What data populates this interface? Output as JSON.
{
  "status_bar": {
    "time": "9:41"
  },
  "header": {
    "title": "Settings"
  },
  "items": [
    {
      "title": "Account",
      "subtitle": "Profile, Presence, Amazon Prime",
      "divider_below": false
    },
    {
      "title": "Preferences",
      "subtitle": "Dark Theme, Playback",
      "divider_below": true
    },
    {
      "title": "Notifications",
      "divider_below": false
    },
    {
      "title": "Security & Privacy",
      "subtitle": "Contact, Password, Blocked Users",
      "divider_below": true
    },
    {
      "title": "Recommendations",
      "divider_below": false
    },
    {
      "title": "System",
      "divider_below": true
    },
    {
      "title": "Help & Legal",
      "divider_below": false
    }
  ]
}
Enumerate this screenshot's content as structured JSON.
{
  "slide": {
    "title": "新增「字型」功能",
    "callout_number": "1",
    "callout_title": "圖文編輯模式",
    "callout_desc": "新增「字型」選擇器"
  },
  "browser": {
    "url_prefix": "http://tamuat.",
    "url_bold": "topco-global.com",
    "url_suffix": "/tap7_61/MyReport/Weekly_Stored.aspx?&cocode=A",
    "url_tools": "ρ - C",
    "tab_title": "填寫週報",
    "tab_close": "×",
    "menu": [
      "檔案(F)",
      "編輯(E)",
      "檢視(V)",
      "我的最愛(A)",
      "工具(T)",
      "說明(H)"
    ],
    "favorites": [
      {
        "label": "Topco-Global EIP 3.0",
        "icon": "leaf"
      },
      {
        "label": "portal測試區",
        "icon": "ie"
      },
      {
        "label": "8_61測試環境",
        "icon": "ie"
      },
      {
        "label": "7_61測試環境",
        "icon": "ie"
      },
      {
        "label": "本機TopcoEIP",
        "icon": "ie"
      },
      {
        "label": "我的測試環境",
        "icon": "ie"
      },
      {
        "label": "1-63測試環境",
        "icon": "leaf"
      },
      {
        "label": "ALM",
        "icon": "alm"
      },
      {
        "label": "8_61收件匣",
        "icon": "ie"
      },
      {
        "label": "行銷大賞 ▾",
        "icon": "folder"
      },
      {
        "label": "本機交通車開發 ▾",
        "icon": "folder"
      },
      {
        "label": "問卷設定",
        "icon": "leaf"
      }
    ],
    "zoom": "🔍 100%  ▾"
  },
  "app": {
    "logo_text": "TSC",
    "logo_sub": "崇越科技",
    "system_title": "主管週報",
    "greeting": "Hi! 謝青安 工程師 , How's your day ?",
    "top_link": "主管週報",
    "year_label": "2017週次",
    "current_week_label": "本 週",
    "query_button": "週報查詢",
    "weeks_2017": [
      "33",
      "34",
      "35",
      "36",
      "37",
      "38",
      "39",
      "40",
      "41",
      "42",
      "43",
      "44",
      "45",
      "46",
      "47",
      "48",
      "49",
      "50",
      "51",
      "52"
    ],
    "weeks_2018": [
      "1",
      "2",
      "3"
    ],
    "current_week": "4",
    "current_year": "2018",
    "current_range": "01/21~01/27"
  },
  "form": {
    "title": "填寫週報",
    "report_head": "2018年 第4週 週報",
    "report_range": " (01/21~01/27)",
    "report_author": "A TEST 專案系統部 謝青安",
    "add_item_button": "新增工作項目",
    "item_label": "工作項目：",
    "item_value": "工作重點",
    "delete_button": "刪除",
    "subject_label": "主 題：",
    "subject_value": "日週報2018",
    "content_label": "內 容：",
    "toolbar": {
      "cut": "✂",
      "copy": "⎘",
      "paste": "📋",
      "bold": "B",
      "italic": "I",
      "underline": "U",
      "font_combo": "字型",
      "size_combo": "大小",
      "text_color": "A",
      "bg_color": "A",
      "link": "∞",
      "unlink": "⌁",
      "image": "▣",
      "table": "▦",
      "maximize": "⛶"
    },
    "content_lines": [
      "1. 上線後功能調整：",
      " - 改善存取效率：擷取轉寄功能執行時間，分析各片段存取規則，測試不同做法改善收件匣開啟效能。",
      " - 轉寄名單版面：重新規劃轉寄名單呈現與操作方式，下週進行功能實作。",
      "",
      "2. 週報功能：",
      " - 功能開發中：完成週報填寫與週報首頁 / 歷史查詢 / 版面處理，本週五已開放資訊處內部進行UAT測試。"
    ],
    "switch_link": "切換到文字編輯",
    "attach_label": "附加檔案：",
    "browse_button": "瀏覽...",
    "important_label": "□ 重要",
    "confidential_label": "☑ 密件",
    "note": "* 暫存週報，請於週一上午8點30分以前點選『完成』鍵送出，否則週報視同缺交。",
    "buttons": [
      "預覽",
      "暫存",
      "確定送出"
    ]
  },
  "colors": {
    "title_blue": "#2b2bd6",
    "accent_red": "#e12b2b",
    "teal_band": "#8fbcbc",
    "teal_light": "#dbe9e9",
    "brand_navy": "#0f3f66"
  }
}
● ● ● ●
[Objective]
Reproduce the listing above verbatim, from first line to last.

[Solution to the exercise]
What data populates this interface? Output as JSON.
{
  "status_bar": {
    "time": "9:41"
  },
  "header": {
    "title": "Settings"
  },
  "items": [
    {
      "title": "Account",
      "subtitle": "Profile, Presence, Amazon Prime",
      "divider_below": false
    },
    {
      "title": "Preferences",
      "subtitle": "Dark Theme, Playback",
      "divider_below": true
    },
    {
      "title": "Notifications",
      "divider_below": false
    },
    {
      "title": "Security & Privacy",
      "subtitle": "Contact, Password, Blocked Users",
      "divider_below": true
    },
    {
      "title": "Recommendations",
      "divider_below": false
    },
    {
      "title": "System",
      "divider_below": true
    },
    {
      "title": "Help & Legal",
      "divider_below": false
    }
  ]
}
Enumerate this screenshot's content as structured JSON.
{
  "slide": {
    "title": "新增「字型」功能",
    "callout_number": "1",
    "callout_title": "圖文編輯模式",
    "callout_desc": "新增「字型」選擇器"
  },
  "browser": {
    "url_prefix": "http://tamuat.",
    "url_bold": "topco-global.com",
    "url_suffix": "/tap7_61/MyReport/Weekly_Stored.aspx?&cocode=A",
    "url_tools": "ρ - C",
    "tab_title": "填寫週報",
    "tab_close": "×",
    "menu": [
      "檔案(F)",
      "編輯(E)",
      "檢視(V)",
      "我的最愛(A)",
      "工具(T)",
      "說明(H)"
    ],
    "favorites": [
      {
        "label": "Topco-Global EIP 3.0",
        "icon": "leaf"
      },
      {
        "label": "portal測試區",
        "icon": "ie"
      },
      {
        "label": "8_61測試環境",
        "icon": "ie"
      },
      {
        "label": "7_61測試環境",
        "icon": "ie"
      },
      {
        "label": "本機TopcoEIP",
        "icon": "ie"
      },
      {
        "label": "我的測試環境",
        "icon": "ie"
      },
      {
        "label": "1-63測試環境",
        "icon": "leaf"
      },
      {
        "label": "ALM",
        "icon": "alm"
      },
      {
        "label": "8_61收件匣",
        "icon": "ie"
      },
      {
        "label": "行銷大賞 ▾",
        "icon": "folder"
      },
      {
        "label": "本機交通車開發 ▾",
        "icon": "folder"
      },
      {
        "label": "問卷設定",
        "icon": "leaf"
      }
    ],
    "zoom": "🔍 100%  ▾"
  },
  "app": {
    "logo_text": "TSC",
    "logo_sub": "崇越科技",
    "system_title": "主管週報",
    "greeting": "Hi! 謝青安 工程師 , How's your day ?",
    "top_link": "主管週報",
    "year_label": "2017週次",
    "current_week_label": "本 週",
    "query_button": "週報查詢",
    "weeks_2017": [
      "33",
      "34",
      "35",
      "36",
      "37",
      "38",
      "39",
      "40",
      "41",
      "42",
      "43",
      "44",
      "45",
      "46",
      "47",
      "48",
      "49",
      "50",
      "51",
      "52"
    ],
    "weeks_2018": [
      "1",
      "2",
      "3"
    ],
    "current_week": "4",
    "current_year": "2018",
    "current_range": "01/21~01/27"
  },
  "form": {
    "title": "填寫週報",
    "report_head": "2018年 第4週 週報",
    "report_range": " (01/21~01/27)",
    "report_author": "A TEST 專案系統部 謝青安",
    "add_item_button": "新增工作項目",
    "item_label": "工作項目：",
    "item_value": "工作重點",
    "delete_button": "刪除",
    "subject_label": "主 題：",
    "subject_value": "日週報2018",
    "content_label": "內 容：",
    "toolbar": {
      "cut": "✂",
      "copy": "⎘",
      "paste": "📋",
      "bold": "B",
      "italic": "I",
      "underline": "U",
      "font_combo": "字型",
      "size_combo": "大小",
      "text_color": "A",
      "bg_color": "A",
      "link": "∞",
      "unlink": "⌁",
      "image": "▣",
      "table": "▦",
      "maximize": "⛶"
    },
    "content_lines": [
      "1. 上線後功能調整：",
      " - 改善存取效率：擷取轉寄功能執行時間，分析各片段存取規則，測試不同做法改善收件匣開啟效能。",
      " - 轉寄名單版面：重新規劃轉寄名單呈現與操作方式，下週進行功能實作。",
      "",
      "2. 週報功能：",
      " - 功能開發中：完成週報填寫與週報首頁 / 歷史查詢 / 版面處理，本週五已開放資訊處內部進行UAT測試。"
    ],
    "switch_link": "切換到文字編輯",
    "attach_label": "附加檔案：",
    "browse_button": "瀏覽...",
    "important_label": "□ 重要",
    "confidential_label": "☑ 密件",
    "note": "* 暫存週報，請於週一上午8點30分以前點選『完成』鍵送出，否則週報視同缺交。",
    "buttons": [
      "預覽",
      "暫存",
      "確定送出"
    ]
  },
  "colors": {
    "title_blue": "#2b2bd6",
    "accent_red": "#e12b2b",
    "teal_band": "#8fbcbc",
    "teal_light": "#dbe9e9",
    "brand_navy": "#0f3f66"
  }
}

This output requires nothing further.